* begin EXTRACTED ENTRIES *
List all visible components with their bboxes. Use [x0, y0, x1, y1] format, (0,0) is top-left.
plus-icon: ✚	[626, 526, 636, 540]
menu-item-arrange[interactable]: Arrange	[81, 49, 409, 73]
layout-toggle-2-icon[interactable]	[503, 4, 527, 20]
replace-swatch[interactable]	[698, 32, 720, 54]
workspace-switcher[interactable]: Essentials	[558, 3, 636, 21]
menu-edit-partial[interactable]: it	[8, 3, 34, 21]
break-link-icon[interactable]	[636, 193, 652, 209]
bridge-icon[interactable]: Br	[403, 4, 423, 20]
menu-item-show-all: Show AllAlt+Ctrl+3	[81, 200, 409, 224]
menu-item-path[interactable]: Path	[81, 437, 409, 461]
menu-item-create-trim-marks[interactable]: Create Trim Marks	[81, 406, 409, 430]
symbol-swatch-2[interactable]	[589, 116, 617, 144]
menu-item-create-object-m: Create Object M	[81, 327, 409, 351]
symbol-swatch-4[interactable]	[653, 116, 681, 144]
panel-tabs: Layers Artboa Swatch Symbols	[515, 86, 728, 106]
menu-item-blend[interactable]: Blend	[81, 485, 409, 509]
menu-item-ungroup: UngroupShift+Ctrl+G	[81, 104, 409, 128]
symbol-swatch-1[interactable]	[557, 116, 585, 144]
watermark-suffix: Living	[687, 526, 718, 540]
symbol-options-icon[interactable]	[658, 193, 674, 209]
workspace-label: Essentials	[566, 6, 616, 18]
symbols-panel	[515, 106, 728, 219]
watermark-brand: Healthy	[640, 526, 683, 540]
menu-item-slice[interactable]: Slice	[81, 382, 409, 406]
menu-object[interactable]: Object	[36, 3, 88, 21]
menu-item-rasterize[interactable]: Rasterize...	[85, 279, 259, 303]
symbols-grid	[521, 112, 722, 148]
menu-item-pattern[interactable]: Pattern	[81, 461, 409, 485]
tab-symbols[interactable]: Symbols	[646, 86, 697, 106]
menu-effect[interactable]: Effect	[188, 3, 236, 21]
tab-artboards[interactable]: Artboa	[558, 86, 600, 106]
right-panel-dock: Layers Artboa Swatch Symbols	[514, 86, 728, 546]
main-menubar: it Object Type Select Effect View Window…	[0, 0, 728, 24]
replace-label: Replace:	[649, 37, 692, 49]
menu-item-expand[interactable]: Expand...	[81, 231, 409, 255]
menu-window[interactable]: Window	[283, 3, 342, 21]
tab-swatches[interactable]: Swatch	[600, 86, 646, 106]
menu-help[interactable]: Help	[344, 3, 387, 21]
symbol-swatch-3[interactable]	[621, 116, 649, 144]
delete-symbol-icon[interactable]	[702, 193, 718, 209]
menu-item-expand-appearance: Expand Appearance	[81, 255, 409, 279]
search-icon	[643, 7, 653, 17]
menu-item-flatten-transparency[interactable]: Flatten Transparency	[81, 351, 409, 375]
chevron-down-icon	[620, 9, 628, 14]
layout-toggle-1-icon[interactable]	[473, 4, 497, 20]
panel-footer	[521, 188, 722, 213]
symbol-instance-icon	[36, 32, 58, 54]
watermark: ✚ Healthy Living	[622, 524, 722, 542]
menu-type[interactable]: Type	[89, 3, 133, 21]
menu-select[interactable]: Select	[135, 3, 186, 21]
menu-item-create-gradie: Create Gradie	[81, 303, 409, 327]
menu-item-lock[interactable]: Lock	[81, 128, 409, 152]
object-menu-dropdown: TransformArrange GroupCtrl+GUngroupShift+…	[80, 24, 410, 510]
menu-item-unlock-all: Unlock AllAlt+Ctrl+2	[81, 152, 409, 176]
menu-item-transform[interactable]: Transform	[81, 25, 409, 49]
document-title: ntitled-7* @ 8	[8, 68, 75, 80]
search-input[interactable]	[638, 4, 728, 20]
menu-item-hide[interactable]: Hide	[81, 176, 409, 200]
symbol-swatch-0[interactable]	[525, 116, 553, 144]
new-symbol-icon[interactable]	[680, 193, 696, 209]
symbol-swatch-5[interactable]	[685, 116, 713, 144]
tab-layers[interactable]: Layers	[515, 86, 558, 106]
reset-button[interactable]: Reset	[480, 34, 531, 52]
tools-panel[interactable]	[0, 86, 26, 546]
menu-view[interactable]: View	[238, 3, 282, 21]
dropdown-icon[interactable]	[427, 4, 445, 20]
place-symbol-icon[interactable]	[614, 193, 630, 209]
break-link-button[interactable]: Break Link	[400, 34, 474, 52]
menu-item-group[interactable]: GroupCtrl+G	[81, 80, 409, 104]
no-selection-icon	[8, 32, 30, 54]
* end EXTRACTED ENTRIES *
## EXERCISE BRIEF
Reproduce all of the lines above, substituting "Painting" for each occurrence of "Essentials" and leaving everything else unchanged.

## RESPONSE TO THE TASK
List all visible components with their bboxes. Use [x0, y0, x1, y1] format, (0,0) is top-left.
plus-icon: ✚	[626, 526, 636, 540]
menu-item-arrange[interactable]: Arrange	[81, 49, 409, 73]
layout-toggle-2-icon[interactable]	[503, 4, 527, 20]
replace-swatch[interactable]	[698, 32, 720, 54]
workspace-switcher[interactable]: Painting	[558, 3, 636, 21]
menu-edit-partial[interactable]: it	[8, 3, 34, 21]
break-link-icon[interactable]	[636, 193, 652, 209]
bridge-icon[interactable]: Br	[403, 4, 423, 20]
menu-item-show-all: Show AllAlt+Ctrl+3	[81, 200, 409, 224]
menu-item-path[interactable]: Path	[81, 437, 409, 461]
menu-item-create-trim-marks[interactable]: Create Trim Marks	[81, 406, 409, 430]
symbol-swatch-2[interactable]	[589, 116, 617, 144]
menu-item-create-object-m: Create Object M	[81, 327, 409, 351]
symbol-swatch-4[interactable]	[653, 116, 681, 144]
panel-tabs: Layers Artboa Swatch Symbols	[515, 86, 728, 106]
menu-item-blend[interactable]: Blend	[81, 485, 409, 509]
menu-item-ungroup: UngroupShift+Ctrl+G	[81, 104, 409, 128]
symbol-swatch-1[interactable]	[557, 116, 585, 144]
watermark-suffix: Living	[687, 526, 718, 540]
symbol-options-icon[interactable]	[658, 193, 674, 209]
workspace-label: Painting	[566, 6, 616, 18]
symbols-panel	[515, 106, 728, 219]
watermark-brand: Healthy	[640, 526, 683, 540]
menu-item-slice[interactable]: Slice	[81, 382, 409, 406]
menu-object[interactable]: Object	[36, 3, 88, 21]
menu-item-rasterize[interactable]: Rasterize...	[85, 279, 259, 303]
symbols-grid	[521, 112, 722, 148]
menu-item-pattern[interactable]: Pattern	[81, 461, 409, 485]
tab-symbols[interactable]: Symbols	[646, 86, 697, 106]
menu-effect[interactable]: Effect	[188, 3, 236, 21]
tab-artboards[interactable]: Artboa	[558, 86, 600, 106]
right-panel-dock: Layers Artboa Swatch Symbols	[514, 86, 728, 546]
main-menubar: it Object Type Select Effect View Window…	[0, 0, 728, 24]
replace-label: Replace:	[649, 37, 692, 49]
menu-item-expand[interactable]: Expand...	[81, 231, 409, 255]
menu-window[interactable]: Window	[283, 3, 342, 21]
tab-swatches[interactable]: Swatch	[600, 86, 646, 106]
menu-help[interactable]: Help	[344, 3, 387, 21]
symbol-swatch-3[interactable]	[621, 116, 649, 144]
delete-symbol-icon[interactable]	[702, 193, 718, 209]
menu-item-expand-appearance: Expand Appearance	[81, 255, 409, 279]
search-icon	[643, 7, 653, 17]
menu-item-flatten-transparency[interactable]: Flatten Transparency	[81, 351, 409, 375]
chevron-down-icon	[620, 9, 628, 14]
layout-toggle-1-icon[interactable]	[473, 4, 497, 20]
panel-footer	[521, 188, 722, 213]
symbol-instance-icon	[36, 32, 58, 54]
watermark: ✚ Healthy Living	[622, 524, 722, 542]
menu-type[interactable]: Type	[89, 3, 133, 21]
menu-select[interactable]: Select	[135, 3, 186, 21]
menu-item-create-gradie: Create Gradie	[81, 303, 409, 327]
menu-item-lock[interactable]: Lock	[81, 128, 409, 152]
object-menu-dropdown: TransformArrange GroupCtrl+GUngroupShift+…	[80, 24, 410, 510]
menu-item-unlock-all: Unlock AllAlt+Ctrl+2	[81, 152, 409, 176]
menu-item-transform[interactable]: Transform	[81, 25, 409, 49]
document-title: ntitled-7* @ 8	[8, 68, 75, 80]
search-input[interactable]	[638, 4, 728, 20]
menu-item-hide[interactable]: Hide	[81, 176, 409, 200]
symbol-swatch-0[interactable]	[525, 116, 553, 144]
new-symbol-icon[interactable]	[680, 193, 696, 209]
symbol-swatch-5[interactable]	[685, 116, 713, 144]
tab-layers[interactable]: Layers	[515, 86, 558, 106]
reset-button[interactable]: Reset	[480, 34, 531, 52]
tools-panel[interactable]	[0, 86, 26, 546]
menu-view[interactable]: View	[238, 3, 282, 21]
dropdown-icon[interactable]	[427, 4, 445, 20]
place-symbol-icon[interactable]	[614, 193, 630, 209]
break-link-button[interactable]: Break Link	[400, 34, 474, 52]
menu-item-group[interactable]: GroupCtrl+G	[81, 80, 409, 104]
no-selection-icon	[8, 32, 30, 54]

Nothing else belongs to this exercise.